Exercise: Leave out the pictures and repeat everything else in the records exactly.

Provided entries:
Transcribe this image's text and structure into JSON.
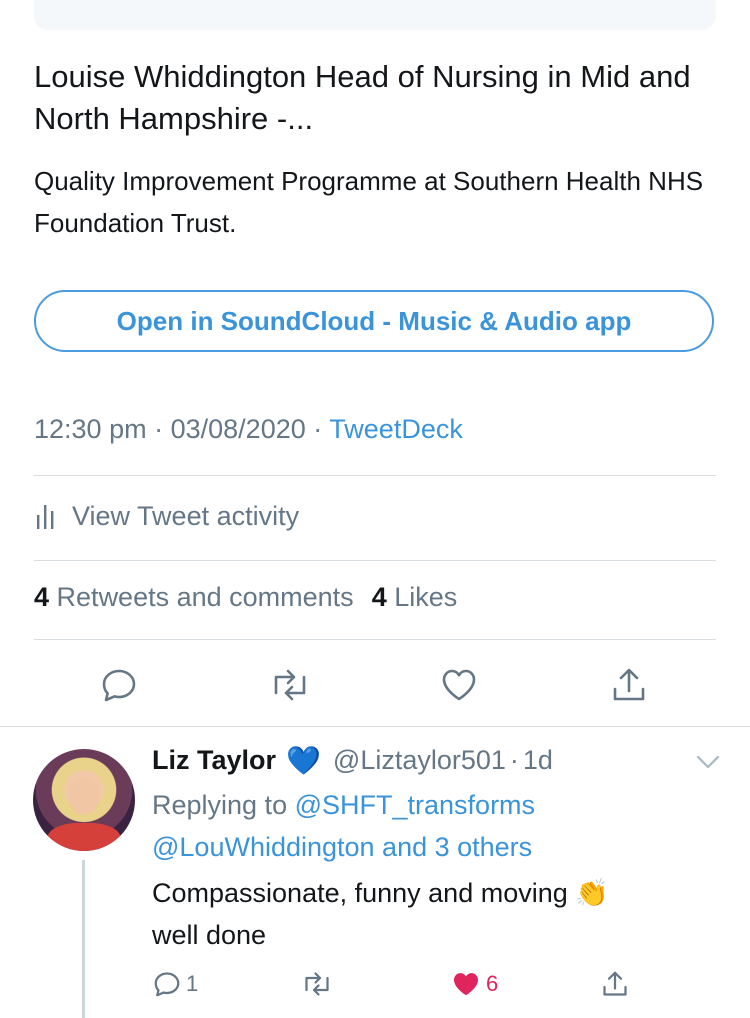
{
  "card": {
    "title": "Louise Whiddington Head of Nursing in Mid and North Hampshire -...",
    "description": "Quality Improvement Programme at Southern Health NHS Foundation Trust.",
    "open_button": "Open in SoundCloud - Music & Audio app"
  },
  "meta": {
    "time": "12:30 pm",
    "date": "03/08/2020",
    "separator": "·",
    "source": "TweetDeck"
  },
  "activity": {
    "label": "View Tweet activity",
    "icon": "bar-chart-icon"
  },
  "stats": {
    "retweets_count": "4",
    "retweets_label": "Retweets and comments",
    "likes_count": "4",
    "likes_label": "Likes"
  },
  "actions": [
    {
      "icon": "reply-icon"
    },
    {
      "icon": "retweet-icon"
    },
    {
      "icon": "like-icon"
    },
    {
      "icon": "share-icon"
    }
  ],
  "reply": {
    "name": "Liz Taylor",
    "badge": "💙",
    "handle": "@Liztaylor501",
    "dot": "·",
    "time": "1d",
    "replying_prefix": "Replying to",
    "mention1": "@SHFT_transforms",
    "mention2": "@LouWhiddington and 3 others",
    "text_line1": "Compassionate, funny and moving",
    "emoji": "👏",
    "text_line2": "well done",
    "reply_count": "1",
    "like_count": "6",
    "colors": {
      "accent": "#3b94d9",
      "like": "#e0245e",
      "muted": "#657786"
    }
  }
}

Reply:
Transcribe this image's text and structure into JSON.
{
  "card": {
    "title": "Louise Whiddington Head of Nursing in Mid and North Hampshire -...",
    "description": "Quality Improvement Programme at Southern Health NHS Foundation Trust.",
    "open_button": "Open in SoundCloud - Music & Audio app"
  },
  "meta": {
    "time": "12:30 pm",
    "date": "03/08/2020",
    "separator": "·",
    "source": "TweetDeck"
  },
  "activity": {
    "label": "View Tweet activity",
    "icon": "bar-chart-icon"
  },
  "stats": {
    "retweets_count": "4",
    "retweets_label": "Retweets and comments",
    "likes_count": "4",
    "likes_label": "Likes"
  },
  "actions": [
    {
      "icon": "reply-icon"
    },
    {
      "icon": "retweet-icon"
    },
    {
      "icon": "like-icon"
    },
    {
      "icon": "share-icon"
    }
  ],
  "reply": {
    "name": "Liz Taylor",
    "badge": "💙",
    "handle": "@Liztaylor501",
    "dot": "·",
    "time": "1d",
    "replying_prefix": "Replying to",
    "mention1": "@SHFT_transforms",
    "mention2": "@LouWhiddington and 3 others",
    "text_line1": "Compassionate, funny and moving",
    "emoji": "👏",
    "text_line2": "well done",
    "reply_count": "1",
    "like_count": "6",
    "colors": {
      "accent": "#3b94d9",
      "like": "#e0245e",
      "muted": "#657786"
    }
  }
}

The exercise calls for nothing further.